→ Provided data
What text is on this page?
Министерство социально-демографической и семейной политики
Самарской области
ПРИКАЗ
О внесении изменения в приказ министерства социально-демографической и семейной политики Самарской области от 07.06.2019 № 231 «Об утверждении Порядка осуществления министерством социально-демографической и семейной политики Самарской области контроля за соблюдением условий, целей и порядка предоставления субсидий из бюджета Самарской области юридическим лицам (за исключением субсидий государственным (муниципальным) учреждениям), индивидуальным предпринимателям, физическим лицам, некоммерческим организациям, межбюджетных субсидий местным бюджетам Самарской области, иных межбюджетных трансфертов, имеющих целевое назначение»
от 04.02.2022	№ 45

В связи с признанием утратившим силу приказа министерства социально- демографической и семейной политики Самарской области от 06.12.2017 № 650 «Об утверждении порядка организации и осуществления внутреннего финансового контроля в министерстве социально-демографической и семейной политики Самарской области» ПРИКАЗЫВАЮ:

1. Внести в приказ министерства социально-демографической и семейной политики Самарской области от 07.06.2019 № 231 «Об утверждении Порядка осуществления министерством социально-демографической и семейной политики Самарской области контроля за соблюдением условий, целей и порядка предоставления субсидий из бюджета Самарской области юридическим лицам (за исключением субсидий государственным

→ Direction
Transcribe every record above exactly as it appears.

→ Solution
What text is on this page?
Министерство социально-демографической и семейной политики
Самарской области
ПРИКАЗ
О внесении изменения в приказ министерства социально-демографической и семейной политики Самарской области от 07.06.2019 № 231 «Об утверждении Порядка осуществления министерством социально-демографической и семейной политики Самарской области контроля за соблюдением условий, целей и порядка предоставления субсидий из бюджета Самарской области юридическим лицам (за исключением субсидий государственным (муниципальным) учреждениям), индивидуальным предпринимателям, физическим лицам, некоммерческим организациям, межбюджетных субсидий местным бюджетам Самарской области, иных межбюджетных трансфертов, имеющих целевое назначение»
от 04.02.2022	№ 45

В связи с признанием утратившим силу приказа министерства социально- демографической и семейной политики Самарской области от 06.12.2017 № 650 «Об утверждении порядка организации и осуществления внутреннего финансового контроля в министерстве социально-демографической и семейной политики Самарской области» ПРИКАЗЫВАЮ:

1. Внести в приказ министерства социально-демографической и семейной политики Самарской области от 07.06.2019 № 231 «Об утверждении Порядка осуществления министерством социально-демографической и семейной политики Самарской области контроля за соблюдением условий, целей и порядка предоставления субсидий из бюджета Самарской области юридическим лицам (за исключением субсидий государственным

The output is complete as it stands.